◆ SHORT TASK: Copy out the lines from the one containing "ri-cell-orange [788,531,803,537]" to the one containing "surface-stable-cell [896,618,904,659]", with both of those lines included and nothing changed.

◆ Dataset excerpt:

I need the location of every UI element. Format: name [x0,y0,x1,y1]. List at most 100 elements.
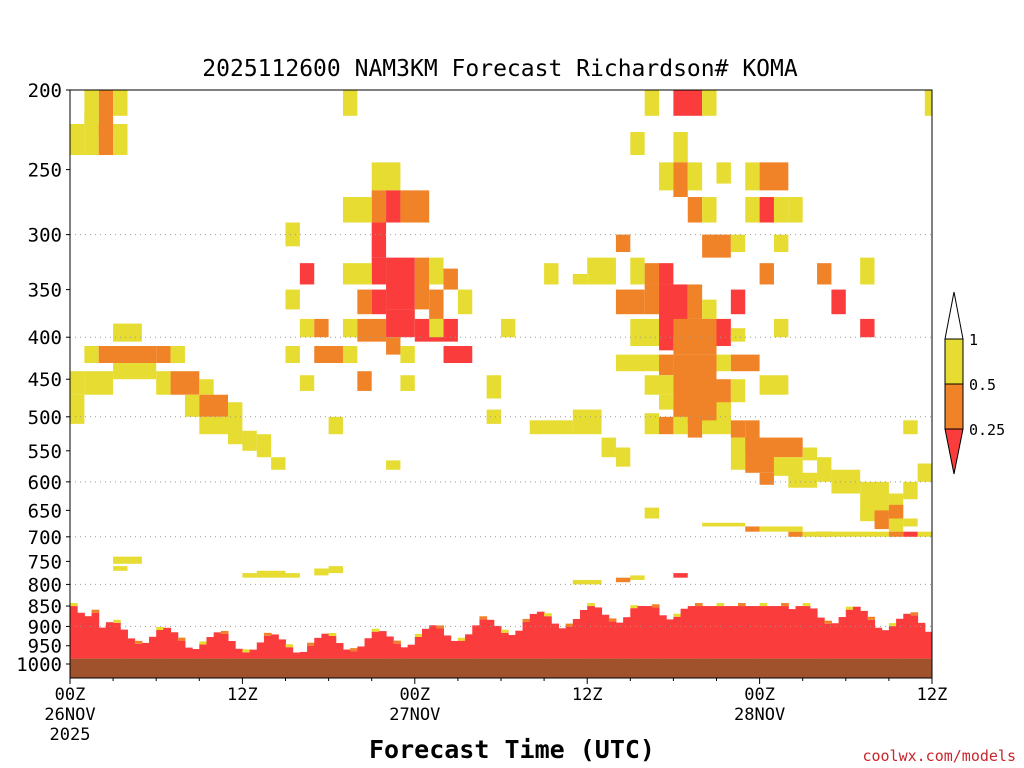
ri-cell-orange [788,531,803,537]
ri-cell-yellow [228,402,243,421]
y-tick-label: 350 [28,280,62,302]
ri-cell-yellow [773,457,803,476]
surface-stable-cell [594,607,603,659]
ri-cell-yellow [860,257,875,285]
surface-stable-cell [149,636,157,659]
ri-cell-orange [429,289,444,319]
surface-edge-cell [436,625,445,629]
surface-edge-cell [845,606,854,610]
ri-cell-yellow [702,522,746,527]
ri-cell-yellow [184,394,200,417]
ri-cell-yellow [716,354,731,372]
ri-cell-yellow [285,222,300,247]
surface-stable-cell [694,606,703,659]
surface-stable-cell [773,606,782,659]
ri-cell-red [831,289,846,315]
ri-cell-yellow [156,371,171,395]
surface-edge-cell [587,603,595,607]
surface-stable-cell [192,649,200,659]
surface-stable-cell [184,647,193,659]
ri-cell-orange [759,162,789,191]
ri-cell-red [371,289,387,315]
surface-stable-cell [414,636,423,659]
surface-stable-cell [242,652,251,659]
y-tick-label: 600 [28,472,62,494]
surface-edge-cell [738,603,746,607]
surface-stable-cell [328,635,337,659]
legend-label: 0.25 [969,421,1005,439]
surface-edge-cell [263,632,272,636]
surface-stable-cell [888,626,897,659]
ri-cell-orange [357,318,387,342]
y-tick-label: 950 [28,636,62,658]
surface-stable-cell [493,625,502,659]
surface-stable-cell [371,631,380,659]
surface-stable-cell [77,612,85,659]
surface-stable-cell [896,618,904,659]
surface-stable-cell [199,644,207,659]
ri-cell-orange [371,190,387,223]
ri-cell-yellow [903,481,918,500]
legend-label: 0.5 [969,376,996,394]
ri-cell-yellow [457,289,473,315]
ground-fill [70,658,932,678]
surface-stable-cell [903,613,911,659]
surface-edge-cell [177,637,186,641]
ri-cell-yellow [342,263,372,285]
ri-cell-yellow [924,90,932,116]
surface-stable-cell [536,611,545,659]
ri-cell-yellow [730,379,746,403]
surface-stable-cell [795,606,804,659]
surface-edge-cell [393,640,401,644]
ri-cell-yellow [630,318,660,347]
surface-stable-cell [615,622,624,659]
ri-cell-yellow [587,257,616,285]
surface-stable-cell [393,643,401,659]
ri-cell-orange [773,437,803,458]
ri-cell-orange [673,162,688,198]
x-tick-year: 2025 [50,725,91,745]
ri-cell-yellow [860,510,875,522]
surface-stable-cell [580,609,588,659]
surface-stable-cell [860,610,868,659]
ri-cell-orange [659,354,674,376]
surface-stable-cell [91,612,100,659]
surface-stable-cell [788,609,797,659]
surface-edge-cell [824,620,832,624]
ri-cell-yellow [702,299,717,319]
ri-cell-red [386,309,415,338]
surface-stable-cell [206,637,215,659]
surface-edge-cell [651,604,660,608]
surface-stable-cell [271,634,279,659]
ri-cell-yellow [759,526,803,532]
ri-cell-yellow [228,416,243,445]
surface-stable-cell [335,642,344,659]
ri-cell-yellow [730,437,746,470]
surface-stable-cell [113,622,121,659]
ri-cell-yellow [888,518,904,532]
ri-cell-orange [702,234,731,258]
surface-stable-cell [544,616,552,659]
ri-cell-yellow [501,318,516,338]
ri-cell-yellow [773,197,789,223]
surface-stable-cell [766,606,775,659]
surface-stable-cell [651,607,660,659]
surface-edge-cell [608,618,617,622]
surface-stable-cell [342,649,351,659]
surface-edge-cell [501,629,509,633]
surface-stable-cell [824,623,832,659]
surface-stable-cell [666,619,674,659]
ri-cell-yellow [314,568,329,576]
ri-cell-yellow [903,420,918,435]
ri-cell-yellow [615,354,660,372]
ri-cell-orange [414,257,430,310]
ri-cell-yellow [572,273,588,285]
surface-edge-cell [285,644,294,648]
ri-cell-orange [644,263,660,285]
ri-cell-red [673,573,688,578]
y-tick-label: 450 [28,369,62,391]
surface-stable-cell [457,640,466,659]
x-tick-date: 26NOV [44,705,95,725]
ri-cell-orange [199,394,229,417]
ri-cell-yellow [84,90,99,124]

◆ WRITTEN RESPONSE:
ri-cell-orange [788,531,803,537]
ri-cell-yellow [228,402,243,421]
y-tick-label: 350 [28,280,62,302]
ri-cell-yellow [773,457,803,476]
surface-stable-cell [594,607,603,659]
ri-cell-yellow [860,257,875,285]
surface-stable-cell [149,636,157,659]
ri-cell-orange [429,289,444,319]
surface-edge-cell [436,625,445,629]
surface-edge-cell [845,606,854,610]
ri-cell-yellow [702,522,746,527]
ri-cell-yellow [184,394,200,417]
ri-cell-yellow [716,354,731,372]
ri-cell-yellow [285,222,300,247]
surface-stable-cell [694,606,703,659]
surface-stable-cell [773,606,782,659]
ri-cell-red [831,289,846,315]
ri-cell-yellow [156,371,171,395]
surface-edge-cell [587,603,595,607]
surface-stable-cell [192,649,200,659]
surface-stable-cell [184,647,193,659]
ri-cell-orange [759,162,789,191]
ri-cell-red [371,289,387,315]
surface-stable-cell [414,636,423,659]
surface-stable-cell [242,652,251,659]
y-tick-label: 600 [28,472,62,494]
surface-edge-cell [738,603,746,607]
surface-stable-cell [328,635,337,659]
legend-label: 0.25 [969,421,1005,439]
surface-edge-cell [263,632,272,636]
surface-stable-cell [888,626,897,659]
ri-cell-orange [357,318,387,342]
y-tick-label: 950 [28,636,62,658]
surface-stable-cell [493,625,502,659]
surface-stable-cell [371,631,380,659]
surface-stable-cell [77,612,85,659]
surface-stable-cell [896,618,904,659]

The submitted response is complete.